Exact reproduction of the data is required, with images excluded.

[Start of DATA LISTING]

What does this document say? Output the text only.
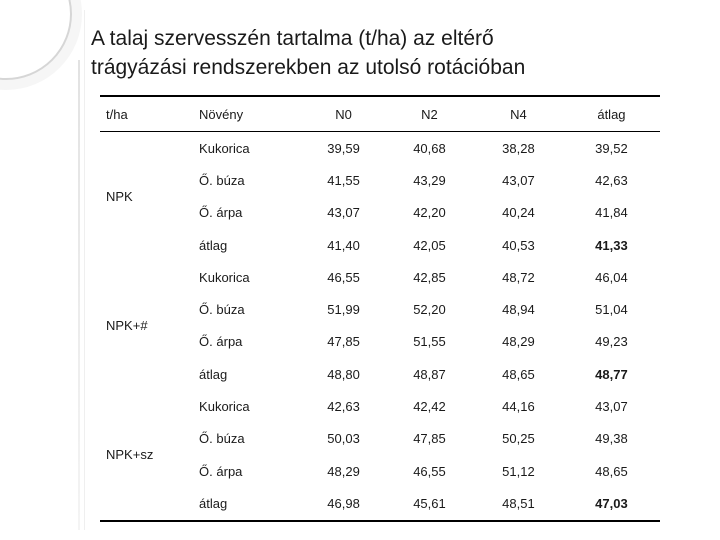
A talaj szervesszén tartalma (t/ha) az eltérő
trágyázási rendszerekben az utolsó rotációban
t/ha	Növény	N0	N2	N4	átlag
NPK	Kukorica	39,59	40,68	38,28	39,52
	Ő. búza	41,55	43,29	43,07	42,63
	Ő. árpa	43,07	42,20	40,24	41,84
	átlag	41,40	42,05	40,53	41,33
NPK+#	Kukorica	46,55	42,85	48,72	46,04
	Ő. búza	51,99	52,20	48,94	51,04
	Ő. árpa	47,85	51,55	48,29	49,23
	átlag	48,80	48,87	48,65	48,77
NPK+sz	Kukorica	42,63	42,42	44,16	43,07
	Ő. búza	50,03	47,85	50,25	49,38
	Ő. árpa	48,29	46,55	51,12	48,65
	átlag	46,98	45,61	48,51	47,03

[End of DATA LISTING]

**TASK ANSWER:**
What does this document say? Output the text only.
A talaj szervesszén tartalma (t/ha) az eltérő
trágyázási rendszerekben az utolsó rotációban
t/ha	Növény	N0	N2	N4	átlag
NPK	Kukorica	39,59	40,68	38,28	39,52
	Ő. búza	41,55	43,29	43,07	42,63
	Ő. árpa	43,07	42,20	40,24	41,84
	átlag	41,40	42,05	40,53	41,33
NPK+#	Kukorica	46,55	42,85	48,72	46,04
	Ő. búza	51,99	52,20	48,94	51,04
	Ő. árpa	47,85	51,55	48,29	49,23
	átlag	48,80	48,87	48,65	48,77
NPK+sz	Kukorica	42,63	42,42	44,16	43,07
	Ő. búza	50,03	47,85	50,25	49,38
	Ő. árpa	48,29	46,55	51,12	48,65
	átlag	46,98	45,61	48,51	47,03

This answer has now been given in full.